▶ Task list:
1: Copy the passage of the garage paint thread from "## ollienoclue (Jan" up to and including "(Apr 15, 2011)", swapping "floor paint" for "epoxy paint".
2: In the garage paint thread, how many coats of undiluted emulsion did shl-kelso apply after the watered-down mist coat?

▶ Source excerpt:
------------------------------------
# Garage Paint



## camerashy (Feb 9, 2014)

What’s the best Paint for thermolite blocks in a garage please and would I need more than one coat.
Looking for a type of textured finish if possible.


----------



## Paul04 (Jul 26, 2013)

I just cleaned mine and sealed it pva glue dulited with water then just painted it with white emulsion.


----------



## shl-kelso (Dec 27, 2012)

I bought trade emulsion in 25l tubs, applied a watered down “mist” coat followed by 3 coats of undiluted emulsion. That was more than 5 years ago and it still looks decent now. 

I applied by brush - it takes ages, but it ensures you get decent application, especially if the surface of the blocks is pitted. 

I do have a few stains that have bled through from where the blocks have a heavy iron concentration (looks a bit like rust), but it’s not enough that I can be bothered to try and cover them up.


----------



## per_aspera (Nov 23, 2018)

3 coats of masonry paint, the first watered down about 10-20%. First two coats applied by brush to work into the texture of the blocks (not such an issue on brick) and third coat rolled with a long pile sleeve.


----------



## ollienoclue (Jan 30, 2017)

I think you need to seal them first really, there are some good products for this, I stabilised the concrete floor in my old garage using a such a product and then put on 3 coats of floor paint. Works a treat.


----------



## MrMatt (Apr 15, 2011)

White trade emulsion applied with a HVLP spray gun.


----------



## Jack R (Dec 15, 2014)

As above, spraying in the simplest way I used to have an airless sprayer for doing stuff like this. I know you can hire them at a reasonable cost nowadays, but to give you a idea, one mist coat and two coats of white on a large new build 4 bed house including double garage with one man took one 8hr day admittedly the we had planned a head so the windows where pre masked.


----------



## SKY (Sep 25, 2011)

per_aspera said:


> 3 coats of masonry paint, the first watered down about 10-20%. First two coats applied by brush to work into the texture of the blocks (not such an issue on brick) and third coat rolled with a long pile sleeve.


This : but go a tad more water on the first coat to let to draw through the porous block.


----------



## CaptainKirk95 (Jun 27, 2013)

Just done mine and can highly recommend this one;

https://www.screwfix.com/p/sandtex-...VE57VCh0H4gPqEAQYBCABEgKSjPD_BwE&gclsrc=aw.ds

2 coats straight onto the brick using a brush, takes longer than spraying but personally get a better thicker finish. Really happy with the finish:thumb:


----------



## diplodock (Dec 28, 2018)

Having recently spent hours and hours doing this with a roller and brush I would seriously consider investing in a paint sprayer to try and get into the holes in the block and speed up the process. I have ended up using about 60L of Dulux emulsion to get a good solid white finish.

I did a mist coat 1st then a further 2-3 to get it nice and white. To be fair, I'm sure at times I must have almost been using paint as filler on the holes to cover it, hence suggestion of trying a sprayer!

Screwfix do a long pile roller in a set for around a tenner


----------



## Gas head (May 28, 2010)

the only way is spray! used a wagner airless with variable tip and hopper feed many years ago for miles and miles of blockwork, sprayer paid for itself as used cheaper industrial paint instead of decent stuff.


----------
------------------------------------
▶ Records provided:
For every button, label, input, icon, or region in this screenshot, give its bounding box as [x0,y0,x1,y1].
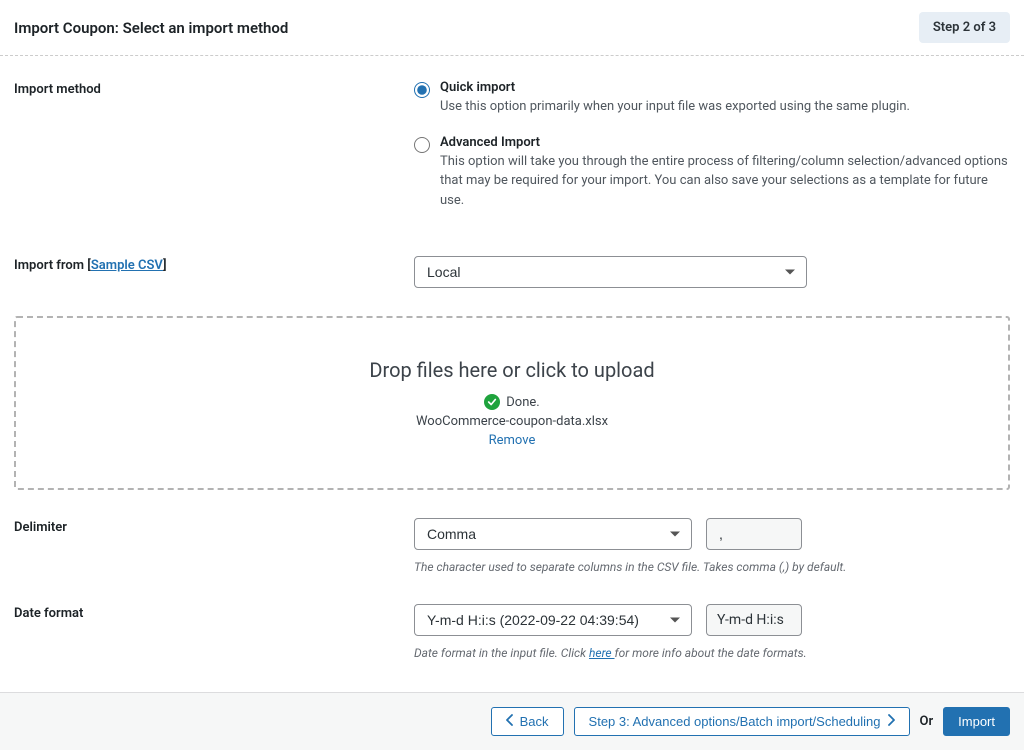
radio-advanced-input[interactable] [414,137,430,153]
row-delimiter: Delimiter Comma The character used to se… [14,518,1010,576]
dropzone-title: Drop files here or click to upload [36,358,988,382]
select-delimiter[interactable]: Comma [414,518,692,550]
select-import-from-wrap: Local [414,256,807,288]
label-date-format: Date format [14,604,414,662]
radio-advanced-import[interactable]: Advanced Import This option will take yo… [414,135,1010,211]
next-step-button[interactable]: Step 3: Advanced options/Batch import/Sc… [574,707,910,736]
radio-quick-import[interactable]: Quick import Use this option primarily w… [414,80,1010,117]
file-dropzone[interactable]: Drop files here or click to upload Done.… [14,316,1010,490]
done-text: Done. [506,395,539,410]
back-button[interactable]: Back [491,707,564,736]
date-help-link[interactable]: here [589,646,615,660]
import-from-prefix: Import from [ [14,258,91,273]
radio-quick-title: Quick import [440,80,1010,95]
uploaded-filename: WooCommerce-coupon-data.xlsx [36,414,988,429]
date-format-help: Date format in the input file. Click her… [414,644,1010,662]
chevron-right-icon [887,714,895,729]
row-date-format: Date format Y-m-d H:i:s (2022-09-22 04:3… [14,604,1010,662]
select-date-format[interactable]: Y-m-d H:i:s (2022-09-22 04:39:54) [414,604,692,636]
remove-file-link[interactable]: Remove [489,433,536,448]
label-import-from: Import from [Sample CSV] [14,256,414,288]
row-import-method: Import method Quick import Use this opti… [14,80,1010,228]
page-header: Import Coupon: Select an import method S… [0,0,1024,56]
field-date-format: Y-m-d H:i:s (2022-09-22 04:39:54) Y-m-d … [414,604,1010,662]
select-import-from[interactable]: Local [414,256,807,288]
radio-quick-input[interactable] [414,82,430,98]
next-label: Step 3: Advanced options/Batch import/Sc… [589,714,881,729]
field-import-method: Quick import Use this option primarily w… [414,80,1010,228]
step-badge: Step 2 of 3 [919,12,1010,43]
radio-advanced-desc: This option will take you through the en… [440,154,1008,208]
check-circle-icon [484,394,500,410]
chevron-left-icon [506,714,514,729]
date-help-prefix: Date format in the input file. Click [414,646,589,660]
radio-advanced-text: Advanced Import This option will take yo… [440,135,1010,211]
delimiter-help: The character used to separate columns i… [414,558,1010,576]
radio-quick-text: Quick import Use this option primarily w… [440,80,1010,117]
select-delimiter-wrap: Comma [414,518,692,550]
label-delimiter: Delimiter [14,518,414,576]
back-label: Back [520,714,549,729]
delimiter-char-input[interactable] [706,518,802,550]
radio-quick-desc: Use this option primarily when your inpu… [440,99,910,114]
form-content: Import method Quick import Use this opti… [0,56,1024,692]
radio-advanced-title: Advanced Import [440,135,1010,150]
or-text: Or [920,714,934,729]
import-button[interactable]: Import [943,707,1010,736]
upload-done-line: Done. [36,394,988,410]
field-delimiter: Comma The character used to separate col… [414,518,1010,576]
row-import-from: Import from [Sample CSV] Local [14,256,1010,288]
import-from-suffix: ] [163,258,167,273]
select-date-format-wrap: Y-m-d H:i:s (2022-09-22 04:39:54) [414,604,692,636]
date-help-suffix: for more info about the date formats. [615,646,807,660]
field-import-from: Local [414,256,1010,288]
page-title: Import Coupon: Select an import method [14,19,288,37]
label-import-method: Import method [14,80,414,228]
sample-csv-link[interactable]: Sample CSV [91,258,163,273]
footer-bar: Back Step 3: Advanced options/Batch impo… [0,692,1024,750]
date-format-display: Y-m-d H:i:s [706,604,802,636]
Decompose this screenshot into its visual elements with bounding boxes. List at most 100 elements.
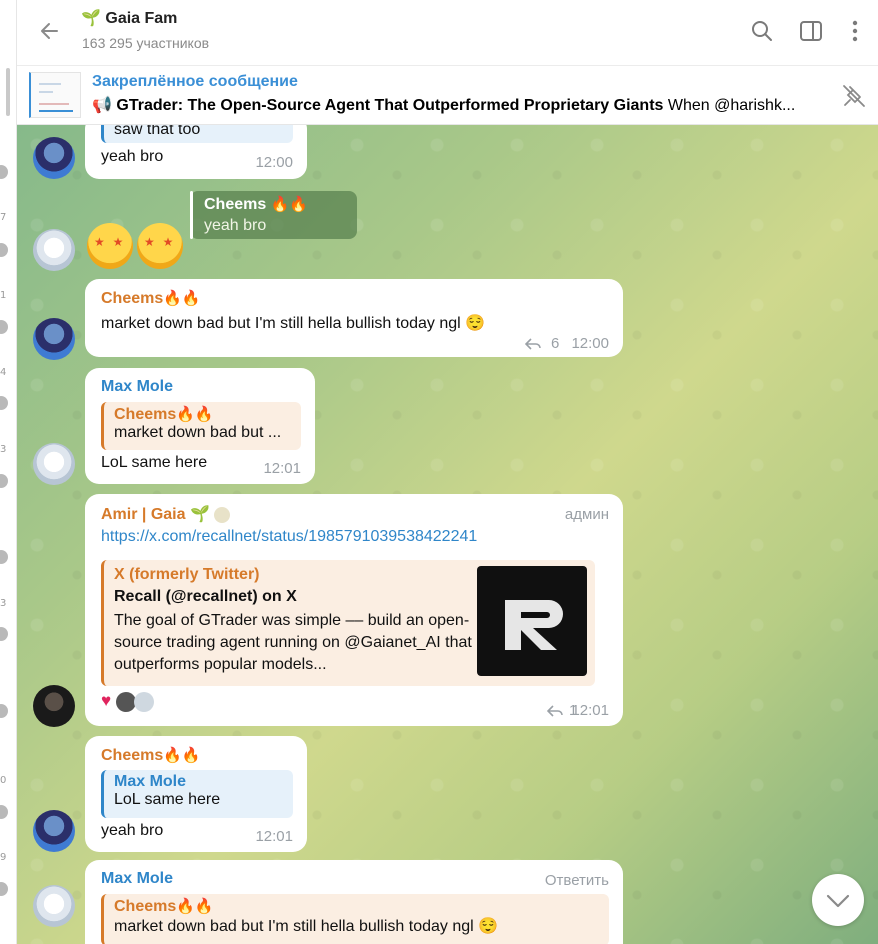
pinned-thumbnail <box>29 72 81 118</box>
star-struck-emoji-icon[interactable] <box>87 223 133 269</box>
chat-header: 🌱 Gaia Fam 163 295 участников <box>17 0 878 66</box>
reply-quote[interactable]: Cheems🔥🔥 market down bad but I'm still h… <box>101 894 609 944</box>
message-bubble[interactable]: saw that too yeah bro 12:00 <box>85 125 307 179</box>
more-options-icon[interactable] <box>842 18 868 44</box>
fire-icon: 🔥🔥 <box>163 290 201 307</box>
sprout-icon: 🌱 <box>81 10 101 27</box>
verified-badge-icon <box>214 506 231 523</box>
reply-text: market down bad but ... <box>114 424 282 441</box>
reply-name: Cheems 🔥🔥 <box>204 196 309 213</box>
message-text: LoL same here <box>101 454 208 471</box>
strip-avatar <box>0 550 8 564</box>
heart-reaction-icon[interactable]: ♥ <box>101 691 111 710</box>
sender-name[interactable]: Max Mole <box>101 870 173 888</box>
reply-text: market down bad but I'm still hella bull… <box>114 918 499 935</box>
strip-avatar <box>0 320 8 334</box>
preview-description: The goal of GTrader was simple –– build … <box>114 612 472 673</box>
avatar-amir[interactable] <box>33 685 75 727</box>
message-time: 12:01 <box>571 702 609 719</box>
pinned-preview: 📢 GTrader: The Open-Source Agent That Ou… <box>92 95 832 115</box>
reply-action[interactable]: Ответить <box>545 872 609 889</box>
message-link[interactable]: https://x.com/recallnet/status/198579103… <box>101 528 477 546</box>
strip-number: 9 <box>0 852 7 863</box>
fire-icon: 🔥🔥 <box>163 747 201 764</box>
scroll-down-button[interactable] <box>812 874 864 926</box>
pinned-title: GTrader: The Open-Source Agent That Outp… <box>116 97 664 114</box>
reply-name: Max Mole <box>114 773 187 790</box>
strip-number: 7 <box>0 212 7 223</box>
sender-name[interactable]: Amir | Gaia 🌱 <box>101 504 231 524</box>
message-time: 12:00 <box>255 154 293 171</box>
recall-logo-icon <box>505 600 563 650</box>
message-time: 12:01 <box>263 460 301 477</box>
megaphone-icon: 📢 <box>92 97 112 114</box>
fire-icon: 🔥🔥 <box>270 196 309 213</box>
sender-name[interactable]: Max Mole <box>101 378 173 396</box>
strip-avatar <box>0 805 8 819</box>
avatar-max-mole[interactable] <box>33 443 75 485</box>
chevron-down-icon <box>826 894 850 908</box>
strip-scrollbar[interactable] <box>6 68 10 116</box>
reply-count[interactable]: 6 <box>551 335 559 352</box>
strip-number: 3 <box>0 444 7 455</box>
strip-number: 1 <box>0 290 7 301</box>
star-struck-emoji-icon[interactable] <box>137 223 183 269</box>
reply-text: LoL same here <box>114 791 221 808</box>
reactor-avatar <box>115 691 136 712</box>
message-text: market down bad but I'm still hella bull… <box>101 315 486 332</box>
preview-title: Recall (@recallnet) on X <box>114 588 297 605</box>
strip-avatar <box>0 627 8 641</box>
message-bubble[interactable]: Cheems🔥🔥 market down bad but I'm still h… <box>85 279 623 357</box>
strip-avatar <box>0 882 8 896</box>
pinned-message-bar[interactable]: Закреплённое сообщение 📢 GTrader: The Op… <box>17 66 878 125</box>
strip-avatar <box>0 704 8 718</box>
avatar-cheems[interactable] <box>33 810 75 852</box>
reply-quote[interactable]: Max Mole LoL same here <box>101 770 293 818</box>
sender-name[interactable]: Cheems🔥🔥 <box>101 289 201 308</box>
reply-quote[interactable]: saw that too <box>101 125 293 143</box>
link-preview[interactable]: X (formerly Twitter) Recall (@recallnet)… <box>101 560 595 686</box>
avatar-cheems[interactable] <box>33 137 75 179</box>
avatar-max-mole[interactable] <box>33 885 75 927</box>
reply-text: yeah bro <box>204 217 267 234</box>
strip-number: 0 <box>0 775 7 786</box>
back-arrow-icon[interactable] <box>37 18 63 44</box>
strip-avatar <box>0 243 8 257</box>
unpin-icon[interactable] <box>840 82 868 110</box>
message-text: yeah bro <box>101 148 164 165</box>
sprout-icon: 🌱 <box>189 506 210 523</box>
preview-site: X (formerly Twitter) <box>114 566 260 583</box>
sender-name[interactable]: Cheems🔥🔥 <box>101 746 201 765</box>
strip-avatar <box>0 474 8 488</box>
message-bubble[interactable]: Cheems🔥🔥 Max Mole LoL same here yeah bro… <box>85 736 307 852</box>
strip-avatar <box>0 165 8 179</box>
reply-arrow-icon[interactable] <box>525 337 541 351</box>
fire-icon: 🔥🔥 <box>176 406 214 423</box>
reply-text: saw that too <box>114 125 201 138</box>
pinned-preview-text: When @harishk... <box>667 97 796 114</box>
pinned-label: Закреплённое сообщение <box>92 73 298 90</box>
message-bubble[interactable]: Max Mole Cheems🔥🔥 market down bad but ..… <box>85 368 315 484</box>
message-time: 12:01 <box>255 828 293 845</box>
reactions-row[interactable]: ♥ <box>101 691 154 715</box>
recall-logo-image[interactable] <box>477 566 587 676</box>
message-bubble[interactable]: Max Mole Ответить Cheems🔥🔥 market down b… <box>85 860 623 944</box>
search-icon[interactable] <box>749 18 775 44</box>
message-time: 12:00 <box>571 335 609 352</box>
avatar-cheems[interactable] <box>33 318 75 360</box>
reply-arrow-icon[interactable] <box>547 704 563 718</box>
member-count: 163 295 участников <box>82 35 210 51</box>
chat-area[interactable]: saw that too yeah bro 12:00 Cheems 🔥🔥 ye… <box>17 125 878 944</box>
sticker-reply-quote[interactable]: Cheems 🔥🔥 yeah bro <box>190 191 357 239</box>
strip-number: 4 <box>0 367 7 378</box>
background-window-strip: 7 1 4 3 3 0 9 <box>0 0 17 944</box>
reply-quote[interactable]: Cheems🔥🔥 market down bad but ... <box>101 402 301 450</box>
admin-badge: админ <box>564 506 609 523</box>
sidebar-toggle-icon[interactable] <box>798 18 824 44</box>
reactor-avatar <box>134 691 154 712</box>
chat-title[interactable]: 🌱 Gaia Fam <box>81 8 177 28</box>
message-bubble[interactable]: Amir | Gaia 🌱 админ https://x.com/recall… <box>85 494 623 726</box>
avatar-max-mole[interactable] <box>33 229 75 271</box>
message-text: yeah bro <box>101 822 164 839</box>
strip-number: 3 <box>0 598 7 609</box>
------------------------------------
▶ Full answers:
1:
## ollienoclue (Jan 30, 2017)

I think you need to seal them first really, there are some good products for this, I stabilised the concrete floor in my old garage using a such a product and then put on 3 coats of epoxy paint. Works a treat.


----------



## MrMatt (Apr 15, 2011)

2: Three coats.